Document extract.
******************************

McDermott’s choice was Premier Miton European Opportunities, which would suit investors with a higher risk tolerance who are comfortable with sharper swings in performance in pursuit of greater upside over the long-term.
“It tends to be punchier and more volatile, so it will suit,” he said, adding that smaller and mid-cap companies still trade at meaningful discounts, leaving scope for further catch-up as sentiment and fundamentals normalise.
The other names are more suitable for other type of investors.
James Rowlinson, associate investment governance director at Forvis Mazars, picked BlackRock European Dynamic because it offers “a compelling way to access growth in what is structurally a low-growth region”.
Rowlinson highlighted Rothbarth’s “excellent” long-term track record and disciplined investment style built around identifying high-quality companies with durable, compounding earnings.
He added that the manager has responded proactively to recent market conditions, tilting towards companies with stronger near-term earnings visibility and businesses with more defensive, cash-generative profiles.

******************************

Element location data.
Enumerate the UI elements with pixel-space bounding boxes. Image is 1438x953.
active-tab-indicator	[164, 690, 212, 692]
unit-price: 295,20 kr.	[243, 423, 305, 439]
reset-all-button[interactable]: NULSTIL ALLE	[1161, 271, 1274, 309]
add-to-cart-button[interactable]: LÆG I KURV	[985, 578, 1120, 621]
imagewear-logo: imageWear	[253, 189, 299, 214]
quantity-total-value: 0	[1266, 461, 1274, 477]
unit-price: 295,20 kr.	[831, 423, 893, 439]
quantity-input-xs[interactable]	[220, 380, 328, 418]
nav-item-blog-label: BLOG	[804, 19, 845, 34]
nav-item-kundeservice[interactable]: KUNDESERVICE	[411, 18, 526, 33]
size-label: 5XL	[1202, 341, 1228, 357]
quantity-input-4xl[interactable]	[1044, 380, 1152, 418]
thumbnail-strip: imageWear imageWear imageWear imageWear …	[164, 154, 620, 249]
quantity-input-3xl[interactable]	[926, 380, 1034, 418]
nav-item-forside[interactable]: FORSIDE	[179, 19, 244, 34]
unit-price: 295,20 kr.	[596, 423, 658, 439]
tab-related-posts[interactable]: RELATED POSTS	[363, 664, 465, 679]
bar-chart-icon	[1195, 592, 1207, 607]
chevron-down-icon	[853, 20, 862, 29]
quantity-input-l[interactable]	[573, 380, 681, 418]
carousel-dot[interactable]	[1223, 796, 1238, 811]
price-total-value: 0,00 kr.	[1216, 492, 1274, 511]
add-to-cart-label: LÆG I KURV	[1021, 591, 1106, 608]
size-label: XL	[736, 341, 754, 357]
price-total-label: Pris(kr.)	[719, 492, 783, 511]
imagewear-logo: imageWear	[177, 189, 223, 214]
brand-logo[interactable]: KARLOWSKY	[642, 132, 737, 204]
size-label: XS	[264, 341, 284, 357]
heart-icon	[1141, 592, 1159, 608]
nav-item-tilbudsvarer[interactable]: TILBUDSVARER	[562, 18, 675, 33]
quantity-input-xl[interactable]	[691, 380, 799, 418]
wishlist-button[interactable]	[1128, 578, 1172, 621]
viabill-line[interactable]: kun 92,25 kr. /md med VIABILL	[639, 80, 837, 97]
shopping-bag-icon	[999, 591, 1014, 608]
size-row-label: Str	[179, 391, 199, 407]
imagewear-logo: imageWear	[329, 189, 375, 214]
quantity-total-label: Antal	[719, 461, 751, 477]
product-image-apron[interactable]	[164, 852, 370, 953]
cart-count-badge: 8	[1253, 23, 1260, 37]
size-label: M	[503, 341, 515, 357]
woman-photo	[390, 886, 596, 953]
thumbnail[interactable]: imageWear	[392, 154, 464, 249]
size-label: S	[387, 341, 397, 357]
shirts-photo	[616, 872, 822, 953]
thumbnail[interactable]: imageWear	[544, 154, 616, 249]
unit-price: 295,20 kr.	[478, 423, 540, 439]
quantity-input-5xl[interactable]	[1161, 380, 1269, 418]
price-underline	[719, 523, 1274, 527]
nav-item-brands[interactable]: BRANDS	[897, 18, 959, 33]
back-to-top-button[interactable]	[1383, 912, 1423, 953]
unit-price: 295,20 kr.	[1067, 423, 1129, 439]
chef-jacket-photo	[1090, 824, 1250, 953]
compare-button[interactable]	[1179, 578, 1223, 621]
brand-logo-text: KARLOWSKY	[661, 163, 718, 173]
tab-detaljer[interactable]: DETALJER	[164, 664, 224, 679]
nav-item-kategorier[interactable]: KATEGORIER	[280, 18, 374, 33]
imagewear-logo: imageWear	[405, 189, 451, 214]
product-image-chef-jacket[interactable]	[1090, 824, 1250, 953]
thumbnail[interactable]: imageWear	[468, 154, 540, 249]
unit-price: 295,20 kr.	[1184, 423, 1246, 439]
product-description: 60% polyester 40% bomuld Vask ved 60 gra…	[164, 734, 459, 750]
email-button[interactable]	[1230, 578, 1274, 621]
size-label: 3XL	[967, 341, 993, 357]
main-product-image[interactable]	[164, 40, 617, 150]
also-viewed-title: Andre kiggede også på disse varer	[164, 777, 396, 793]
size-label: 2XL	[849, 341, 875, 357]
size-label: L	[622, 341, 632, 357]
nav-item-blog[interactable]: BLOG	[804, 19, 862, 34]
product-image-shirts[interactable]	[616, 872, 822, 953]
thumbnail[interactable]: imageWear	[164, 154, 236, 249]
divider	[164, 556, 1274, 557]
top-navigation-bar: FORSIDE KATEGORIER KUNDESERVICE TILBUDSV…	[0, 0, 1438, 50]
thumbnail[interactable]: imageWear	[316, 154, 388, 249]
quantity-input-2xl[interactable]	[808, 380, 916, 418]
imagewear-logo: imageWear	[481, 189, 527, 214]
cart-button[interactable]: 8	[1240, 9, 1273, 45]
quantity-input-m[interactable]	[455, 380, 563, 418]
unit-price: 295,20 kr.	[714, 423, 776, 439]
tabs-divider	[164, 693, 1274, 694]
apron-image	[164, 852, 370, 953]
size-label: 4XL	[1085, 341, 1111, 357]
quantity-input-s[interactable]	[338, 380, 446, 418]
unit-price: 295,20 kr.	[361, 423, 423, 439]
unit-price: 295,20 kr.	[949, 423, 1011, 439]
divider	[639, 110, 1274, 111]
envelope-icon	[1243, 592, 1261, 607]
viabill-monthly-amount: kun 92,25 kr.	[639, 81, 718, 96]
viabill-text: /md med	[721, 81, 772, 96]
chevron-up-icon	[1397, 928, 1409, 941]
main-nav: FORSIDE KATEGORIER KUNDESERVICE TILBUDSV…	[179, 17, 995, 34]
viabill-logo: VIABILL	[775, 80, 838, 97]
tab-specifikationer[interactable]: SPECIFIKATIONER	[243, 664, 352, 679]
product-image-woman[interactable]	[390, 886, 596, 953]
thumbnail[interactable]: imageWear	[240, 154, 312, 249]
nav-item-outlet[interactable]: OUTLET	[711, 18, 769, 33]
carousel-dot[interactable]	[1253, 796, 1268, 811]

******************************

Exercise 1. In the text on European fund picks, do these statements agree with it? (a) McDermott's choice suits investors with a low risk tolerance. (b) Rowlinson picked BlackRock European Dynamic. (c) McDermott said smaller and mid-cap companies still trade at meaningful discounts. Give yes or no for each, quoting the words that decide it.
Exercise 2. Write the next part of the text on European fund picks, picking up after its final sentence.

Reply 1.
(a) No: "would suit investors with a higher risk tolerance"
(b) Yes: "picked BlackRock European Dynamic"
(c) Yes: "smaller and mid-cap companies still trade at meaningful discounts"

Reply 2.
“This reflects a pragmatic rebalancing while remaining true to the fund’s long-term quality growth philosophy,” Rowlinson said.
“Overall, we believe this strategy remains well aligned with our view of Europe: a region with modest trend‑growth where investors must be selective.”
Finally, Gill Hutchison, research director at the Fund Research Centre, said she leans toward Fidelity European, given its demonstrated ability to protect capital in weaker markets.
“We suspect [Fidelity European] would be the initial beneficiary of a more cautious tone in markets, given its exposure to defensive growth sectors,” she added.